== Trecho do documento ==
-Como era a
relação com a empresa?
-A
princípio, quando entrei na fábrica, as relações eram muito boas. Mas há uns
cinco anos contrataram uma nova gerente de Recursos Humanos, Ana Isabel,
e as coisas mudaram completamente. Começaram a maltratar os funcionários, e
nós mulheres éramos muito discriminadas. Apesar de que eu estivesse
preparada para assumir outro posto nunca me deram; preferiram trazer gente
de fora que encaixava no que eles queriam. Era uma empresa muito boa, mas
estas pessoas a estragaram -como a senhora Isabel- estas pessoas que
foram trazidas das zonas francas.
-Havia
perseguição sindical?
-Claro, se
você fosse do sindicato era discriminado por eles. E os que ainda não eram
sindicalizados, eles diziam que se não se filiassem as coisas iriam melhorar
para eles, e que receberiam mais benefícios. Agora os que eram
sindicalizados não eram levados em consideração.
-Como você
viveu o dia de fechamento da fábrica?
-Foi
terrível para mim, porque foi completamente de surpresa. Três dias antes eu
fiquei sabendo que estava grávida. Essa manhã, quando chegamos, não nos
deixaram entrar na fábrica e nos mandaram esperar na área de estacionamento.
Ali nos disseram que a fábrica estava fechada. Foi terrível, porque a
situação econômica deste país está péssima, cada dia pior, e saber que
ficaríamos sem emprego… Foi horrível!
Então,
quando me demitiram, eu disse que estava grávida e quis o pagamento pelo
período de lactância, mas me responderam que só me dariam indenização por
seis meses e nada mais. Senti uma grande angústia pelo futuro, pela situação
em que está o país e porque, da noite para o dia, depois de haver estado
tanto tempo com eles, não merecia esse maltrato. Tudo isso me deprimiu
muito. Quatro dias depois do fechamento da empresa, comecei a ter
hemorragias e perdi a gravidez.
Eles nos usam, e quando vêem
que já sugaram tudo de nós, que já não lhes servimos, nos jogam fora como lixo.
Essa é a Nestlé. |
-Você tem
outros filhos?
-Uma moça e
dois garotos. Mas, imagine, a gente já não tem nada, e aqui a situação está
muito mal. Tudo isso fica na nossa cabeça e nos deprime muito. Às vezes, não
conseguimos nem dormir de noite, de tanto pensar em como solucionar os
problemas, porque aqui conseguir outro trabalho está bem difícil. Eles não
pensaram em nada disso. Nós dedicamos muitos anos trabalhando para a
Nestlé
para que fizessem uma coisa dessas conosco, nos tratando como criminosos.

== Requisitos do exercício ==
Dê continuidade à entrevista sobre o fechamento da fábrica da Nestlé a partir da última frase apresentada.

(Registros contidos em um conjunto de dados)

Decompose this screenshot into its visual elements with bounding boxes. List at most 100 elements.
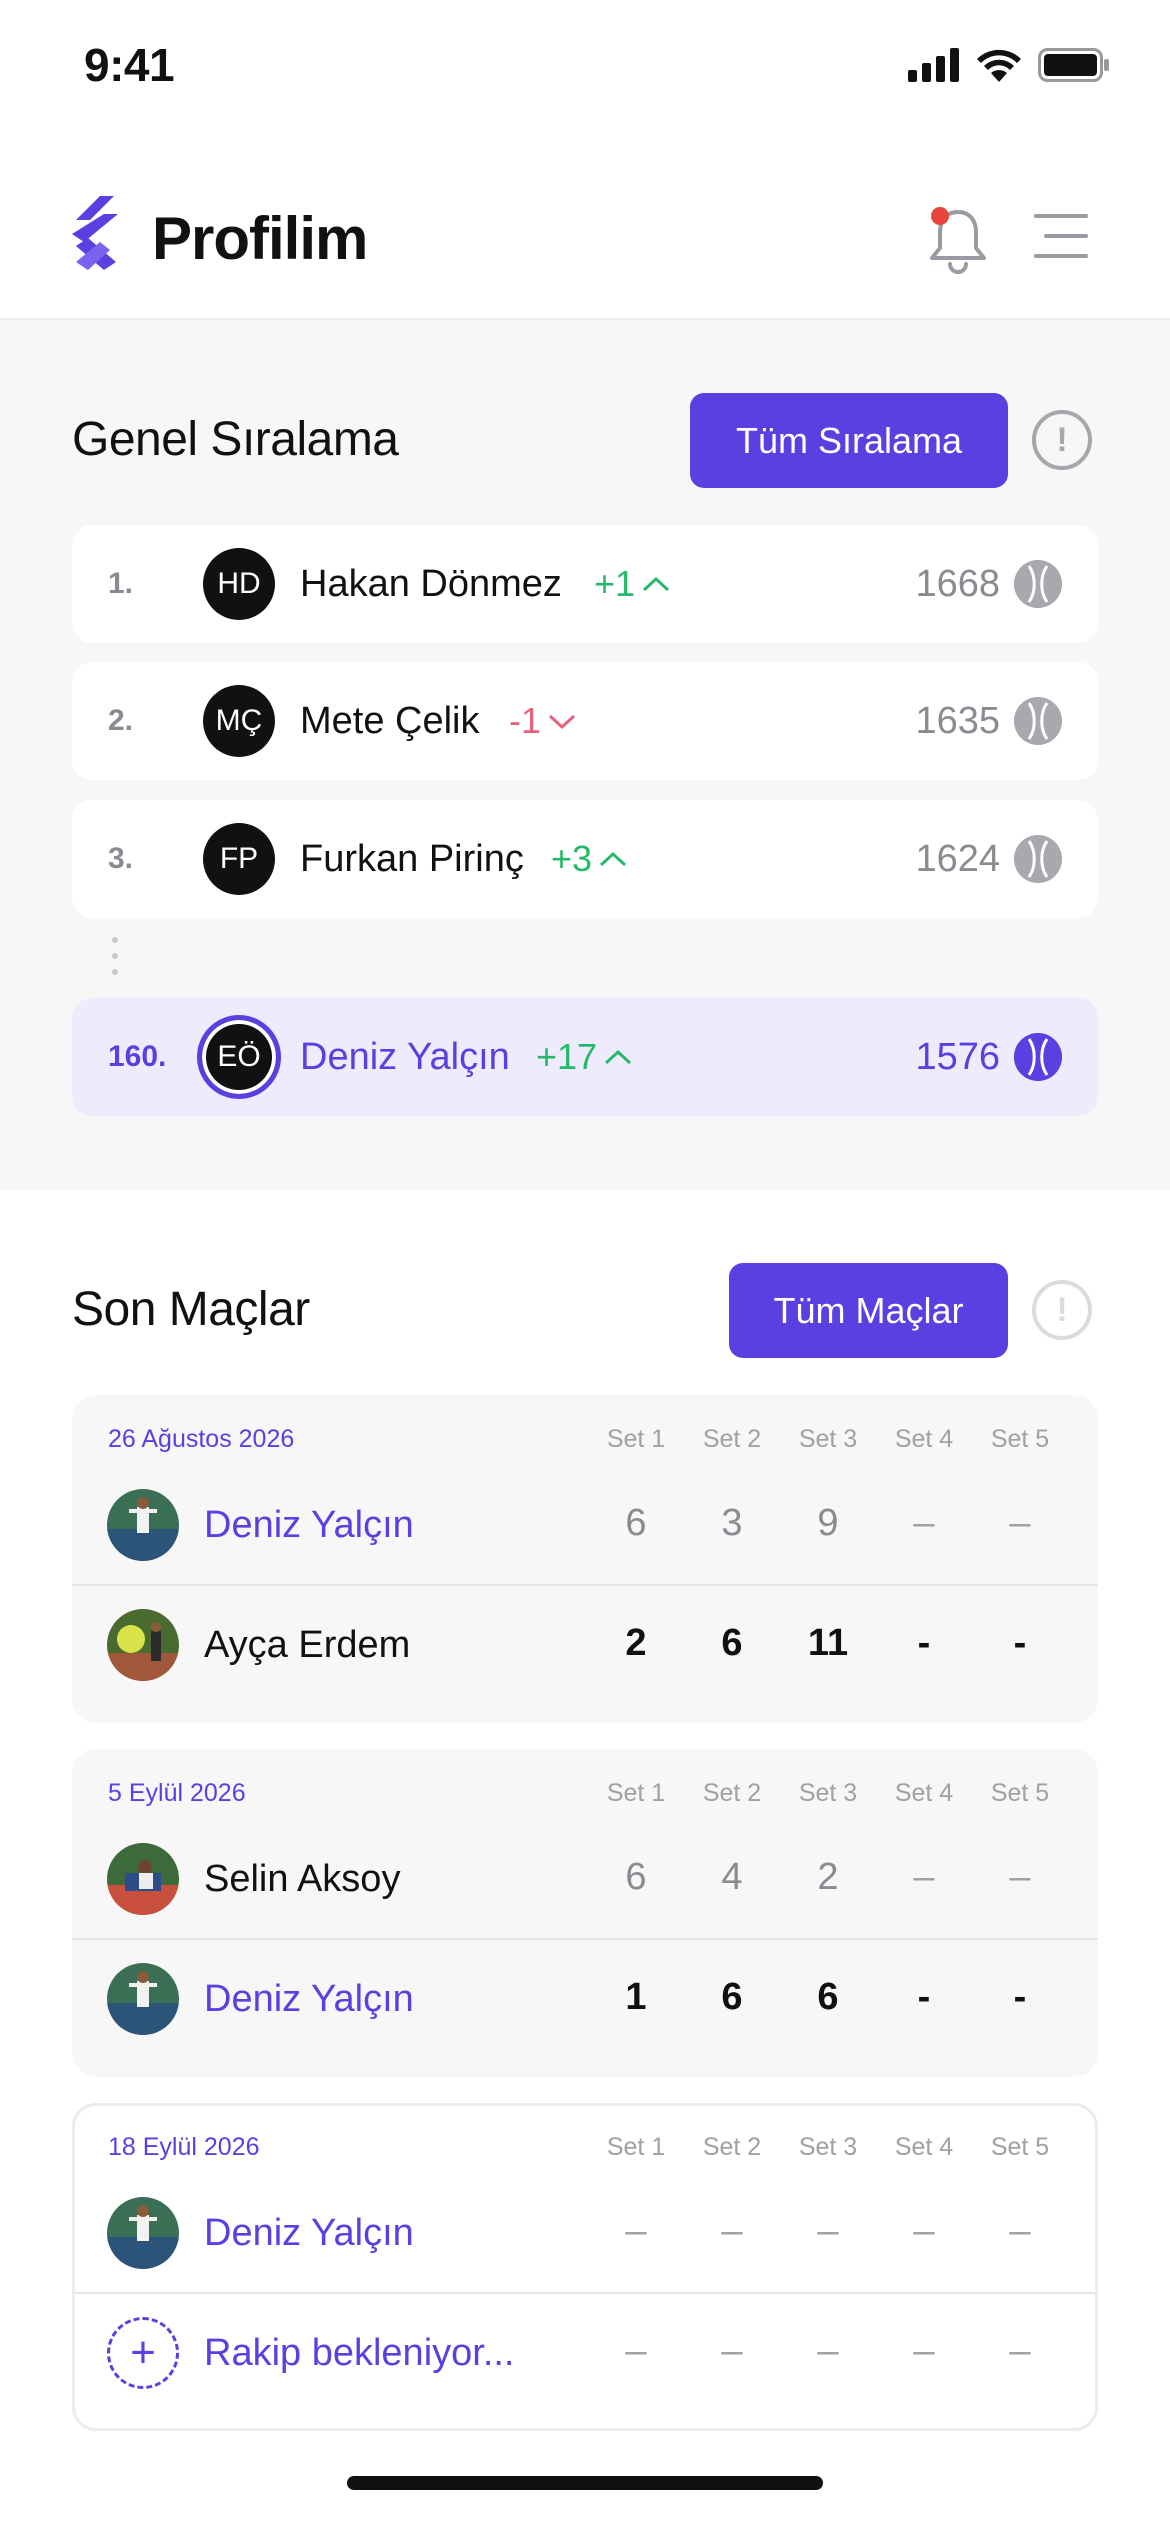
rank-position: 1. — [108, 567, 134, 600]
player-name: Mete Çelik — [300, 700, 480, 742]
player-name: Deniz Yalçın — [204, 2212, 414, 2254]
chevron-up-icon — [605, 1049, 632, 1065]
match-date: 26 Ağustos 2026 — [108, 1425, 295, 1453]
status-bar: 9:41 — [0, 0, 1170, 140]
set-score: – — [913, 1502, 935, 1544]
player-name: Furkan Pirinç — [300, 838, 524, 880]
set-score: – — [817, 2330, 839, 2372]
hamburger-menu-icon[interactable] — [1034, 212, 1090, 260]
set-header: Set 1 — [606, 1425, 666, 1453]
rank-points: 1624 — [915, 838, 1000, 880]
player-name: Selin Aksoy — [204, 1858, 401, 1900]
avatar: FP — [203, 823, 275, 895]
match-player-row: Deniz Yalçın 6 3 9 – – — [72, 1466, 1098, 1584]
set-score: 4 — [721, 1856, 743, 1898]
set-score: - — [917, 1976, 931, 2018]
ranking-row[interactable]: 3. FP Furkan Pirinç +3 1624 — [72, 800, 1098, 918]
match-date: 18 Eylül 2026 — [108, 2133, 260, 2161]
battery-icon — [1038, 48, 1109, 82]
chevron-down-icon — [549, 714, 576, 730]
rank-points: 1635 — [915, 700, 1000, 742]
match-date: 5 Eylül 2026 — [108, 1779, 246, 1807]
set-header: Set 5 — [990, 1779, 1050, 1807]
rank-points: 1576 — [915, 1036, 1000, 1078]
set-header: Set 1 — [606, 1779, 666, 1807]
set-score: 11 — [807, 1622, 849, 1664]
add-opponent-icon[interactable]: + — [107, 2317, 179, 2389]
chevron-up-icon — [600, 851, 627, 867]
set-header: Set 5 — [990, 1425, 1050, 1453]
all-matches-button[interactable]: Tüm Maçlar — [729, 1263, 1008, 1358]
set-score: – — [913, 2210, 935, 2252]
set-header: Set 2 — [702, 1425, 762, 1453]
player-photo — [107, 1489, 179, 1561]
ranking-info-icon[interactable]: ! — [1032, 410, 1092, 470]
ranking-row[interactable]: 1. HD Hakan Dönmez +1 1668 — [72, 525, 1098, 643]
set-header: Set 3 — [798, 1425, 858, 1453]
player-photo — [107, 2197, 179, 2269]
match-card[interactable]: 5 Eylül 2026 Set 1 Set 2 Set 3 Set 4 Set… — [72, 1749, 1098, 2077]
player-photo — [107, 1843, 179, 1915]
set-score: – — [625, 2330, 647, 2372]
rank-position: 3. — [108, 842, 134, 875]
app-logo-icon — [72, 196, 118, 270]
cellular-signal-icon — [908, 48, 959, 82]
set-score: – — [1009, 2330, 1031, 2372]
rank-change-value: -1 — [509, 700, 542, 741]
notification-bell-icon[interactable] — [926, 204, 990, 274]
player-name: Deniz Yalçın — [204, 1504, 414, 1546]
status-time: 9:41 — [84, 39, 175, 91]
set-score: – — [1009, 1502, 1031, 1544]
player-name: Deniz Yalçın — [204, 1978, 414, 2020]
matches-info-icon[interactable]: ! — [1032, 1280, 1092, 1340]
set-header: Set 2 — [702, 1779, 762, 1807]
set-header: Set 1 — [606, 2133, 666, 2161]
rank-change-value: +17 — [536, 1036, 598, 1077]
wifi-icon — [977, 49, 1021, 82]
set-score: - — [1013, 1622, 1027, 1664]
set-header: Set 4 — [894, 1779, 954, 1807]
player-photo — [107, 1963, 179, 2035]
player-name: Deniz Yalçın — [300, 1036, 510, 1078]
rank-change: +1 — [594, 563, 671, 605]
set-header: Set 2 — [702, 2133, 762, 2161]
match-player-row: Selin Aksoy 6 4 2 – – — [72, 1820, 1098, 1938]
match-card-pending[interactable]: 18 Eylül 2026 Set 1 Set 2 Set 3 Set 4 Se… — [72, 2103, 1098, 2431]
set-score: 6 — [721, 1622, 743, 1664]
rank-change: -1 — [509, 700, 577, 742]
set-score: 2 — [625, 1622, 647, 1664]
player-photo — [107, 1609, 179, 1681]
tennis-ball-icon — [1014, 835, 1062, 883]
ranking-row[interactable]: 2. MÇ Mete Çelik -1 1635 — [72, 662, 1098, 780]
avatar: MÇ — [203, 685, 275, 757]
set-score: – — [1009, 2210, 1031, 2252]
ranking-row-me[interactable]: 160. EÖ Deniz Yalçın +17 1576 — [72, 998, 1098, 1116]
set-score: – — [625, 2210, 647, 2252]
rank-points: 1668 — [915, 563, 1000, 605]
set-score: 9 — [817, 1502, 839, 1544]
match-card[interactable]: 26 Ağustos 2026 Set 1 Set 2 Set 3 Set 4 … — [72, 1395, 1098, 1723]
rank-change: +17 — [536, 1036, 633, 1078]
set-header: Set 3 — [798, 1779, 858, 1807]
set-score: – — [913, 2330, 935, 2372]
set-score: – — [913, 1856, 935, 1898]
all-rankings-button[interactable]: Tüm Sıralama — [690, 393, 1008, 488]
set-score: – — [721, 2210, 743, 2252]
match-player-row-pending[interactable]: + Rakip bekleniyor... – – – – – — [75, 2294, 1095, 2412]
ranking-title: Genel Sıralama — [72, 413, 399, 466]
chevron-up-icon — [643, 576, 670, 592]
tennis-ball-icon — [1014, 1033, 1062, 1081]
set-score: 6 — [721, 1976, 743, 2018]
set-score: - — [1013, 1976, 1027, 2018]
match-player-row: Deniz Yalçın 1 6 6 - - — [72, 1940, 1098, 2058]
status-icons — [908, 48, 1110, 82]
set-score: – — [721, 2330, 743, 2372]
avatar: HD — [203, 548, 275, 620]
set-header: Set 4 — [894, 2133, 954, 2161]
set-header: Set 5 — [990, 2133, 1050, 2161]
set-header: Set 3 — [798, 2133, 858, 2161]
player-name: Hakan Dönmez — [300, 563, 562, 605]
more-ranks-ellipsis — [112, 937, 120, 975]
tennis-ball-icon — [1014, 560, 1062, 608]
app-header: Profilim — [0, 160, 1170, 320]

== Resposta ==
No dia do
fechamento da fábrica, estava cheio de policiais. Os nossos armários tinham
sido trancados e não queriam nos deixar passar. Eles armaram um cerco
policial como se fôssemos uns delinqüentes. E foi terrível para todos nós.
Eu acho que perdi a gravidez por causa de tudo isso, porque antes estava
bem, me sentia muito bem. Agora está correndo o rumor de que é uma manobra
da gerência para tirar o sindicato da jogada, e que vão abrir de novo a
fábrica com pessoal não sindicalizado.
-Você tem
notícias dos seus ex-companheiros e ex-companheiras?
-Sim, eu os
vejo quase sempre. Nenhum deles ainda conseguiu trabalho. Dizem que a
Nestlé
organizou uma reunião e muitos foram acreditando que haveria novamente
emprego, mas era só uma conversa. Foi uma manobra para tranqüilizar as
pessoas. Eles são muito maus. E querem que o público acredite que são muito
generosos, mas que nada! Eles têm muito pouca humanidade com as pessoas que
trabalham para eles.
-O que você
espera do futuro?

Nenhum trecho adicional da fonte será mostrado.